Exercise - Set down the material below word for word, excluding the pictures.

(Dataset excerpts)

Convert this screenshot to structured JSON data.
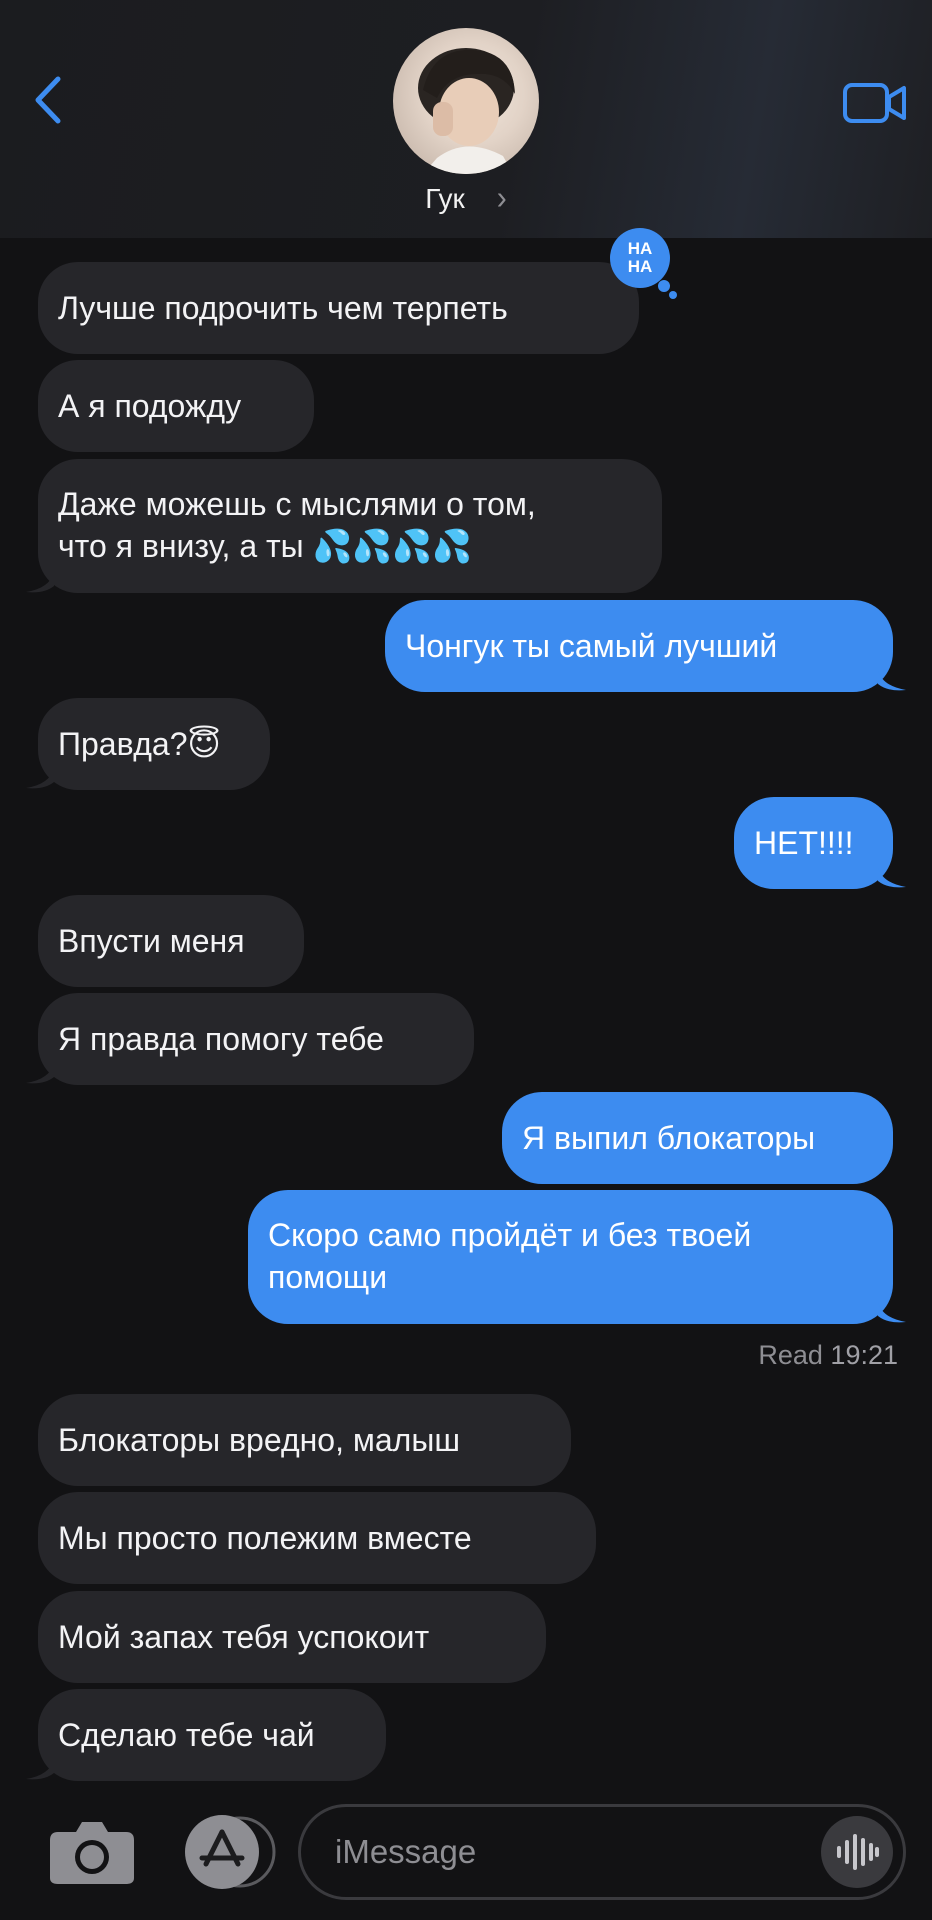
{
  "header": {
    "contact_name": "Гук",
    "chevron": "›"
  },
  "messages": [
    {
      "side": "in",
      "text": "Лучше подрочить чем терпеть"
    },
    {
      "side": "in",
      "text": "А я подожду"
    },
    {
      "side": "in",
      "text_line1": "Даже можешь с мыслями о том,",
      "text_line2": "что я внизу,  а ты 💦💦💦💦"
    },
    {
      "side": "out",
      "text": "Чонгук ты самый лучший"
    },
    {
      "side": "in",
      "text": "Правда?😇"
    },
    {
      "side": "out",
      "text": "НЕТ!!!!"
    },
    {
      "side": "in",
      "text": "Впусти меня"
    },
    {
      "side": "in",
      "text": "Я правда помогу тебе"
    },
    {
      "side": "out",
      "text": "Я выпил блокаторы"
    },
    {
      "side": "out",
      "text_line1": "Скоро само пройдёт  и без твоей",
      "text_line2": "помощи"
    },
    {
      "side": "in",
      "text": "Блокаторы вредно,  малыш"
    },
    {
      "side": "in",
      "text": "Мы просто полежим вместе"
    },
    {
      "side": "in",
      "text": "Мой запах тебя успокоит"
    },
    {
      "side": "in",
      "text": "Сделаю тебе чай"
    }
  ],
  "tapback": {
    "line1": "HA",
    "line2": "HA"
  },
  "read_receipt": {
    "label": "Read",
    "time": "19:21"
  },
  "input": {
    "placeholder": "iMessage"
  },
  "colors": {
    "accent": "#3d8cf0",
    "incoming_bubble": "#26262a",
    "background": "#121214"
  },
  "icons": [
    "back-chevron-icon",
    "video-camera-icon",
    "camera-icon",
    "app-store-icon",
    "voice-waveform-icon"
  ]
}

Output below -
Convert this screenshot to structured JSON data.
{
  "header": {
    "contact_name": "Гук",
    "chevron": "›"
  },
  "messages": [
    {
      "side": "in",
      "text": "Лучше подрочить чем терпеть"
    },
    {
      "side": "in",
      "text": "А я подожду"
    },
    {
      "side": "in",
      "text_line1": "Даже можешь с мыслями о том,",
      "text_line2": "что я внизу,  а ты 💦💦💦💦"
    },
    {
      "side": "out",
      "text": "Чонгук ты самый лучший"
    },
    {
      "side": "in",
      "text": "Правда?😇"
    },
    {
      "side": "out",
      "text": "НЕТ!!!!"
    },
    {
      "side": "in",
      "text": "Впусти меня"
    },
    {
      "side": "in",
      "text": "Я правда помогу тебе"
    },
    {
      "side": "out",
      "text": "Я выпил блокаторы"
    },
    {
      "side": "out",
      "text_line1": "Скоро само пройдёт  и без твоей",
      "text_line2": "помощи"
    },
    {
      "side": "in",
      "text": "Блокаторы вредно,  малыш"
    },
    {
      "side": "in",
      "text": "Мы просто полежим вместе"
    },
    {
      "side": "in",
      "text": "Мой запах тебя успокоит"
    },
    {
      "side": "in",
      "text": "Сделаю тебе чай"
    }
  ],
  "tapback": {
    "line1": "HA",
    "line2": "HA"
  },
  "read_receipt": {
    "label": "Read",
    "time": "19:21"
  },
  "input": {
    "placeholder": "iMessage"
  },
  "colors": {
    "accent": "#3d8cf0",
    "incoming_bubble": "#26262a",
    "background": "#121214"
  },
  "icons": [
    "back-chevron-icon",
    "video-camera-icon",
    "camera-icon",
    "app-store-icon",
    "voice-waveform-icon"
  ]
}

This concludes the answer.